═══ Stored records
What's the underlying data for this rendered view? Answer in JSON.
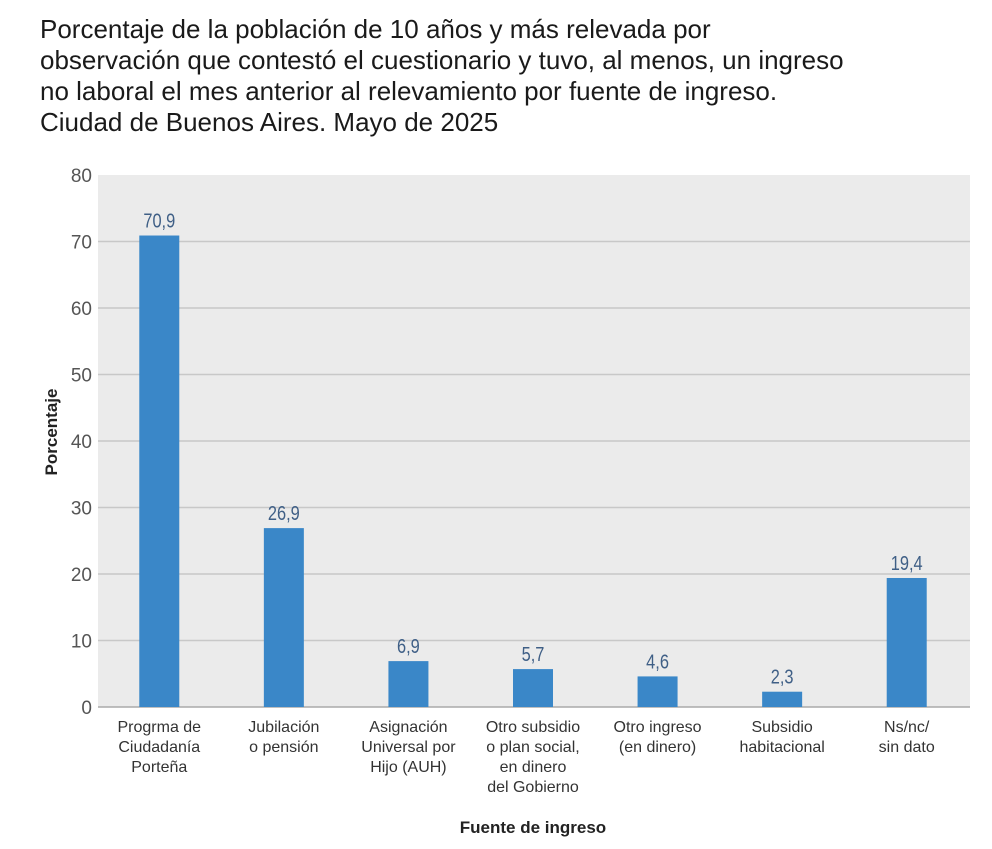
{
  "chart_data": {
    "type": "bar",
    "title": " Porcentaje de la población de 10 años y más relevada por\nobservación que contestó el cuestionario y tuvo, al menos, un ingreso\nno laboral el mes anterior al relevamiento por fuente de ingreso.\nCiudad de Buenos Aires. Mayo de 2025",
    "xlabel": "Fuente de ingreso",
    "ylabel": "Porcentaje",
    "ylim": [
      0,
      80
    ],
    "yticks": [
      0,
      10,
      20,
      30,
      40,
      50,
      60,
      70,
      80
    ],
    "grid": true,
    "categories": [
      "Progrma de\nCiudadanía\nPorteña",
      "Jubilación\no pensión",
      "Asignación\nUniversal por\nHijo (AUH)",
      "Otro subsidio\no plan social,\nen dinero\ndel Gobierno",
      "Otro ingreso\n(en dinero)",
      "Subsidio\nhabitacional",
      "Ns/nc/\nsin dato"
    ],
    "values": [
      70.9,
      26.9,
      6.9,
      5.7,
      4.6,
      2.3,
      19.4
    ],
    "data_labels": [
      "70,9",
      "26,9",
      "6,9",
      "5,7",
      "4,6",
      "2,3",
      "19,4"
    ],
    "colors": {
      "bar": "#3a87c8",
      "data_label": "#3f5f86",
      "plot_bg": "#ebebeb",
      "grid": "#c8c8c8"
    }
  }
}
══════
What to work on>
Every entry above is to be set down exactly; the pictures are to be left out.

Expected answer>
What's the underlying data for this rendered view? Answer in JSON.
{
  "chart_data": {
    "type": "bar",
    "title": " Porcentaje de la población de 10 años y más relevada por\nobservación que contestó el cuestionario y tuvo, al menos, un ingreso\nno laboral el mes anterior al relevamiento por fuente de ingreso.\nCiudad de Buenos Aires. Mayo de 2025",
    "xlabel": "Fuente de ingreso",
    "ylabel": "Porcentaje",
    "ylim": [
      0,
      80
    ],
    "yticks": [
      0,
      10,
      20,
      30,
      40,
      50,
      60,
      70,
      80
    ],
    "grid": true,
    "categories": [
      "Progrma de\nCiudadanía\nPorteña",
      "Jubilación\no pensión",
      "Asignación\nUniversal por\nHijo (AUH)",
      "Otro subsidio\no plan social,\nen dinero\ndel Gobierno",
      "Otro ingreso\n(en dinero)",
      "Subsidio\nhabitacional",
      "Ns/nc/\nsin dato"
    ],
    "values": [
      70.9,
      26.9,
      6.9,
      5.7,
      4.6,
      2.3,
      19.4
    ],
    "data_labels": [
      "70,9",
      "26,9",
      "6,9",
      "5,7",
      "4,6",
      "2,3",
      "19,4"
    ],
    "colors": {
      "bar": "#3a87c8",
      "data_label": "#3f5f86",
      "plot_bg": "#ebebeb",
      "grid": "#c8c8c8"
    }
  }
}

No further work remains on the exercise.